**WHAT IS REQUIRED:**
Repeat all of the records verbatim.

**RECORD EXCERPTS:**
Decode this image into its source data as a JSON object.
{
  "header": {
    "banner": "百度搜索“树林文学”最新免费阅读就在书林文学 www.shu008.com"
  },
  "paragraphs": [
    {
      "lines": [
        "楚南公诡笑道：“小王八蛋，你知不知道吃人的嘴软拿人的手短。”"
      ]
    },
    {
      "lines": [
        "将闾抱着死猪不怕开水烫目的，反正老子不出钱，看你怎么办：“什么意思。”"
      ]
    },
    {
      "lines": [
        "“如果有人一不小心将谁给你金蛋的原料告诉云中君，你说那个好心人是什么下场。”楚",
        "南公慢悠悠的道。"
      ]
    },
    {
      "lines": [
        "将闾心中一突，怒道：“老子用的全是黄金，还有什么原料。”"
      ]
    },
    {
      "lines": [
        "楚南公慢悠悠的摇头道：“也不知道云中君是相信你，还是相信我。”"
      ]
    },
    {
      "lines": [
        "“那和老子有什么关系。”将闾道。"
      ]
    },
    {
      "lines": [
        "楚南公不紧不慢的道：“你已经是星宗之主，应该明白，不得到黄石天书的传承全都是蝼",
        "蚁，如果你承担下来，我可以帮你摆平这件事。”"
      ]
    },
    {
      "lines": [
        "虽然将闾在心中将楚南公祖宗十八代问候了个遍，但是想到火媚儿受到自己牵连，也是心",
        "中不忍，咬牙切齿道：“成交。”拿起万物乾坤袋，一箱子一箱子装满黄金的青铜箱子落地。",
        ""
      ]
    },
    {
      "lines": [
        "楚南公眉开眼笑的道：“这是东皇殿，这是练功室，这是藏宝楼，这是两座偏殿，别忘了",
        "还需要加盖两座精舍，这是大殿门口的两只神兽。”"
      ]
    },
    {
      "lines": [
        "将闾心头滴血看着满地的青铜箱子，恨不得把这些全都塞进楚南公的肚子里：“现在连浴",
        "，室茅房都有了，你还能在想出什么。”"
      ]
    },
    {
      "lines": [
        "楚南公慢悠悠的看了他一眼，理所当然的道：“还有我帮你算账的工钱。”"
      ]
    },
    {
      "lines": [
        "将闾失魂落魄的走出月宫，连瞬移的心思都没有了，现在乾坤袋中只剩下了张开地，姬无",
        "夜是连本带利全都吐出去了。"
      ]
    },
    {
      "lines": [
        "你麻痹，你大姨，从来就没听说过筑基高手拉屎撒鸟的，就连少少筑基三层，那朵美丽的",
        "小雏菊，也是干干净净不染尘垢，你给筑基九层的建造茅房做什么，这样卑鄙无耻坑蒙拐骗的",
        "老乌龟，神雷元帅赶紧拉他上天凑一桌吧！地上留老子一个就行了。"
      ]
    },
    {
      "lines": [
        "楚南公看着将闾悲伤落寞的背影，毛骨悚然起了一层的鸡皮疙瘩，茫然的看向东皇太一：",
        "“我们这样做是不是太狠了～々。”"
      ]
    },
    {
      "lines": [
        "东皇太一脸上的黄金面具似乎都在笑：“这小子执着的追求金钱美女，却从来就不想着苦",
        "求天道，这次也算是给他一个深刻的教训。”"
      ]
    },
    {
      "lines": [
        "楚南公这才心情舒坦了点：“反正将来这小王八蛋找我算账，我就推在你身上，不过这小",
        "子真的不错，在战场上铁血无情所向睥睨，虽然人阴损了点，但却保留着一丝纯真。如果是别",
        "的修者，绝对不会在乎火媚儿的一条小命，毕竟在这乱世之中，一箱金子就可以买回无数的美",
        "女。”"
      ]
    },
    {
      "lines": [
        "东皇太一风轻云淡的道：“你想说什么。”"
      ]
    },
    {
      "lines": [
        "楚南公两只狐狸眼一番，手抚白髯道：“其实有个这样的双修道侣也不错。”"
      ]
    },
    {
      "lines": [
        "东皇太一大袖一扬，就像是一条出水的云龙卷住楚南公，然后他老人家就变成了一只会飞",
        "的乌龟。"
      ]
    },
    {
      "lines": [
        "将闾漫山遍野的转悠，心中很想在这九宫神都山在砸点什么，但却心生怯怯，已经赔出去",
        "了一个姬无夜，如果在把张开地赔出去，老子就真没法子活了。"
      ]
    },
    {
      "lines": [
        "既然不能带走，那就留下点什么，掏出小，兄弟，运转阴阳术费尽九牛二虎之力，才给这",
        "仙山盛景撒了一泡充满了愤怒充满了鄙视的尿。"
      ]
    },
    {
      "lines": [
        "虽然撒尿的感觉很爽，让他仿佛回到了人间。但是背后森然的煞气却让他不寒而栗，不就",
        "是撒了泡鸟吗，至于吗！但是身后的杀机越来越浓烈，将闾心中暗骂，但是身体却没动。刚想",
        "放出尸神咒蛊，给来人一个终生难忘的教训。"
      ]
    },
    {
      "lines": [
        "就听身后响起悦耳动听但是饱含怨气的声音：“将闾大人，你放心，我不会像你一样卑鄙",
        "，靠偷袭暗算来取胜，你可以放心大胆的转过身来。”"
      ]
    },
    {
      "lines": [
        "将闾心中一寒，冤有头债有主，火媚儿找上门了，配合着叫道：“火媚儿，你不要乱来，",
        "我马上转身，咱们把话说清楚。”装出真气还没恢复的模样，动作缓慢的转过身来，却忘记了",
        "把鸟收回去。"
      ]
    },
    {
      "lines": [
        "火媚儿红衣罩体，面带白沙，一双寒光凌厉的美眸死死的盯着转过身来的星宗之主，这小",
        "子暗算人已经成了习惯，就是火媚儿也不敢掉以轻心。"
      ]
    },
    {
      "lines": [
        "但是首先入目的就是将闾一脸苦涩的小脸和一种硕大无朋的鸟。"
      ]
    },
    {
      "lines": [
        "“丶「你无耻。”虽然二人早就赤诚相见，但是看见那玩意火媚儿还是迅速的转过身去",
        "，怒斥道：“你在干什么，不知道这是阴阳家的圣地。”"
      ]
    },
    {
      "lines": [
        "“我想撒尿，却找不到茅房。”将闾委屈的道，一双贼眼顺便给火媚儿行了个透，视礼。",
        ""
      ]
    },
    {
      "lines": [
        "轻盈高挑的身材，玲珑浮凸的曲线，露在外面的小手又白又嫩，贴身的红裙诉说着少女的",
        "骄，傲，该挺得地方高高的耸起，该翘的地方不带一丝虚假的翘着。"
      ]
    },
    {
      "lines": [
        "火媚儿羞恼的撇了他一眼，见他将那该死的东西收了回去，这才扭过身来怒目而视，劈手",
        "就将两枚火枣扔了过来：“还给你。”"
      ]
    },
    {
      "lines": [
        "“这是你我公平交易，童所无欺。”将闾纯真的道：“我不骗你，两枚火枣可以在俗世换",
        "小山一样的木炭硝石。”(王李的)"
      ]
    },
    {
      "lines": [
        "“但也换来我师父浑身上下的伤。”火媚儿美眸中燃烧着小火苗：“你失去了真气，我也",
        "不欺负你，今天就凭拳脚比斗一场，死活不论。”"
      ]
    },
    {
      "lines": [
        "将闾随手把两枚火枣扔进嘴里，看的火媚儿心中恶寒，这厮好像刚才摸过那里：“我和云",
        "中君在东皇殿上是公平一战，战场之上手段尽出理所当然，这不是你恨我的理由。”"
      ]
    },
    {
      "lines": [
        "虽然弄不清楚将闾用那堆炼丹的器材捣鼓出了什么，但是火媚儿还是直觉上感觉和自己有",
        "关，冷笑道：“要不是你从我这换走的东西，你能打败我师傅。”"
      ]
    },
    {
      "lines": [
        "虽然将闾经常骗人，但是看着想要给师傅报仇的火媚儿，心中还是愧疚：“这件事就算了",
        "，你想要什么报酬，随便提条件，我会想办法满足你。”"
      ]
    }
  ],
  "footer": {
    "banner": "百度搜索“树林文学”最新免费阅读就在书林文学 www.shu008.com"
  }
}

**RESPONSE TO THIS EXERCISE:**
Decode this image into its source data as a JSON object.
{
  "header": {
    "banner": "百度搜索“树林文学”最新免费阅读就在书林文学 www.shu008.com"
  },
  "paragraphs": [
    {
      "lines": [
        "楚南公诡笑道：“小王八蛋，你知不知道吃人的嘴软拿人的手短。”"
      ]
    },
    {
      "lines": [
        "将闾抱着死猪不怕开水烫目的，反正老子不出钱，看你怎么办：“什么意思。”"
      ]
    },
    {
      "lines": [
        "“如果有人一不小心将谁给你金蛋的原料告诉云中君，你说那个好心人是什么下场。”楚",
        "南公慢悠悠的道。"
      ]
    },
    {
      "lines": [
        "将闾心中一突，怒道：“老子用的全是黄金，还有什么原料。”"
      ]
    },
    {
      "lines": [
        "楚南公慢悠悠的摇头道：“也不知道云中君是相信你，还是相信我。”"
      ]
    },
    {
      "lines": [
        "“那和老子有什么关系。”将闾道。"
      ]
    },
    {
      "lines": [
        "楚南公不紧不慢的道：“你已经是星宗之主，应该明白，不得到黄石天书的传承全都是蝼",
        "蚁，如果你承担下来，我可以帮你摆平这件事。”"
      ]
    },
    {
      "lines": [
        "虽然将闾在心中将楚南公祖宗十八代问候了个遍，但是想到火媚儿受到自己牵连，也是心",
        "中不忍，咬牙切齿道：“成交。”拿起万物乾坤袋，一箱子一箱子装满黄金的青铜箱子落地。",
        ""
      ]
    },
    {
      "lines": [
        "楚南公眉开眼笑的道：“这是东皇殿，这是练功室，这是藏宝楼，这是两座偏殿，别忘了",
        "还需要加盖两座精舍，这是大殿门口的两只神兽。”"
      ]
    },
    {
      "lines": [
        "将闾心头滴血看着满地的青铜箱子，恨不得把这些全都塞进楚南公的肚子里：“现在连浴",
        "，室茅房都有了，你还能在想出什么。”"
      ]
    },
    {
      "lines": [
        "楚南公慢悠悠的看了他一眼，理所当然的道：“还有我帮你算账的工钱。”"
      ]
    },
    {
      "lines": [
        "将闾失魂落魄的走出月宫，连瞬移的心思都没有了，现在乾坤袋中只剩下了张开地，姬无",
        "夜是连本带利全都吐出去了。"
      ]
    },
    {
      "lines": [
        "你麻痹，你大姨，从来就没听说过筑基高手拉屎撒鸟的，就连少少筑基三层，那朵美丽的",
        "小雏菊，也是干干净净不染尘垢，你给筑基九层的建造茅房做什么，这样卑鄙无耻坑蒙拐骗的",
        "老乌龟，神雷元帅赶紧拉他上天凑一桌吧！地上留老子一个就行了。"
      ]
    },
    {
      "lines": [
        "楚南公看着将闾悲伤落寞的背影，毛骨悚然起了一层的鸡皮疙瘩，茫然的看向东皇太一：",
        "“我们这样做是不是太狠了～々。”"
      ]
    },
    {
      "lines": [
        "东皇太一脸上的黄金面具似乎都在笑：“这小子执着的追求金钱美女，却从来就不想着苦",
        "求天道，这次也算是给他一个深刻的教训。”"
      ]
    },
    {
      "lines": [
        "楚南公这才心情舒坦了点：“反正将来这小王八蛋找我算账，我就推在你身上，不过这小",
        "子真的不错，在战场上铁血无情所向睥睨，虽然人阴损了点，但却保留着一丝纯真。如果是别",
        "的修者，绝对不会在乎火媚儿的一条小命，毕竟在这乱世之中，一箱金子就可以买回无数的美",
        "女。”"
      ]
    },
    {
      "lines": [
        "东皇太一风轻云淡的道：“你想说什么。”"
      ]
    },
    {
      "lines": [
        "楚南公两只狐狸眼一番，手抚白髯道：“其实有个这样的双修道侣也不错。”"
      ]
    },
    {
      "lines": [
        "东皇太一大袖一扬，就像是一条出水的云龙卷住楚南公，然后他老人家就变成了一只会飞",
        "的乌龟。"
      ]
    },
    {
      "lines": [
        "将闾漫山遍野的转悠，心中很想在这九宫神都山在砸点什么，但却心生怯怯，已经赔出去",
        "了一个姬无夜，如果在把张开地赔出去，老子就真没法子活了。"
      ]
    },
    {
      "lines": [
        "既然不能带走，那就留下点什么，掏出小，兄弟，运转阴阳术费尽九牛二虎之力，才给这",
        "仙山盛景撒了一泡充满了愤怒充满了鄙视的尿。"
      ]
    },
    {
      "lines": [
        "虽然撒尿的感觉很爽，让他仿佛回到了人间。但是背后森然的煞气却让他不寒而栗，不就",
        "是撒了泡鸟吗，至于吗！但是身后的杀机越来越浓烈，将闾心中暗骂，但是身体却没动。刚想",
        "放出尸神咒蛊，给来人一个终生难忘的教训。"
      ]
    },
    {
      "lines": [
        "就听身后响起悦耳动听但是饱含怨气的声音：“将闾大人，你放心，我不会像你一样卑鄙",
        "，靠偷袭暗算来取胜，你可以放心大胆的转过身来。”"
      ]
    },
    {
      "lines": [
        "将闾心中一寒，冤有头债有主，火媚儿找上门了，配合着叫道：“火媚儿，你不要乱来，",
        "我马上转身，咱们把话说清楚。”装出真气还没恢复的模样，动作缓慢的转过身来，却忘记了",
        "把鸟收回去。"
      ]
    },
    {
      "lines": [
        "火媚儿红衣罩体，面带白沙，一双寒光凌厉的美眸死死的盯着转过身来的星宗之主，这小",
        "子暗算人已经成了习惯，就是火媚儿也不敢掉以轻心。"
      ]
    },
    {
      "lines": [
        "但是首先入目的就是将闾一脸苦涩的小脸和一种硕大无朋的鸟。"
      ]
    },
    {
      "lines": [
        "“丶「你无耻。”虽然二人早就赤诚相见，但是看见那玩意火媚儿还是迅速的转过身去",
        "，怒斥道：“你在干什么，不知道这是阴阳家的圣地。”"
      ]
    },
    {
      "lines": [
        "“我想撒尿，却找不到茅房。”将闾委屈的道，一双贼眼顺便给火媚儿行了个透，视礼。",
        ""
      ]
    },
    {
      "lines": [
        "轻盈高挑的身材，玲珑浮凸的曲线，露在外面的小手又白又嫩，贴身的红裙诉说着少女的",
        "骄，傲，该挺得地方高高的耸起，该翘的地方不带一丝虚假的翘着。"
      ]
    },
    {
      "lines": [
        "火媚儿羞恼的撇了他一眼，见他将那该死的东西收了回去，这才扭过身来怒目而视，劈手",
        "就将两枚火枣扔了过来：“还给你。”"
      ]
    },
    {
      "lines": [
        "“这是你我公平交易，童所无欺。”将闾纯真的道：“我不骗你，两枚火枣可以在俗世换",
        "小山一样的木炭硝石。”(王李的)"
      ]
    },
    {
      "lines": [
        "“但也换来我师父浑身上下的伤。”火媚儿美眸中燃烧着小火苗：“你失去了真气，我也",
        "不欺负你，今天就凭拳脚比斗一场，死活不论。”"
      ]
    },
    {
      "lines": [
        "将闾随手把两枚火枣扔进嘴里，看的火媚儿心中恶寒，这厮好像刚才摸过那里：“我和云",
        "中君在东皇殿上是公平一战，战场之上手段尽出理所当然，这不是你恨我的理由。”"
      ]
    },
    {
      "lines": [
        "虽然弄不清楚将闾用那堆炼丹的器材捣鼓出了什么，但是火媚儿还是直觉上感觉和自己有",
        "关，冷笑道：“要不是你从我这换走的东西，你能打败我师傅。”"
      ]
    },
    {
      "lines": [
        "虽然将闾经常骗人，但是看着想要给师傅报仇的火媚儿，心中还是愧疚：“这件事就算了",
        "，你想要什么报酬，随便提条件，我会想办法满足你。”"
      ]
    }
  ],
  "footer": {
    "banner": "百度搜索“树林文学”最新免费阅读就在书林文学 www.shu008.com"
  }
}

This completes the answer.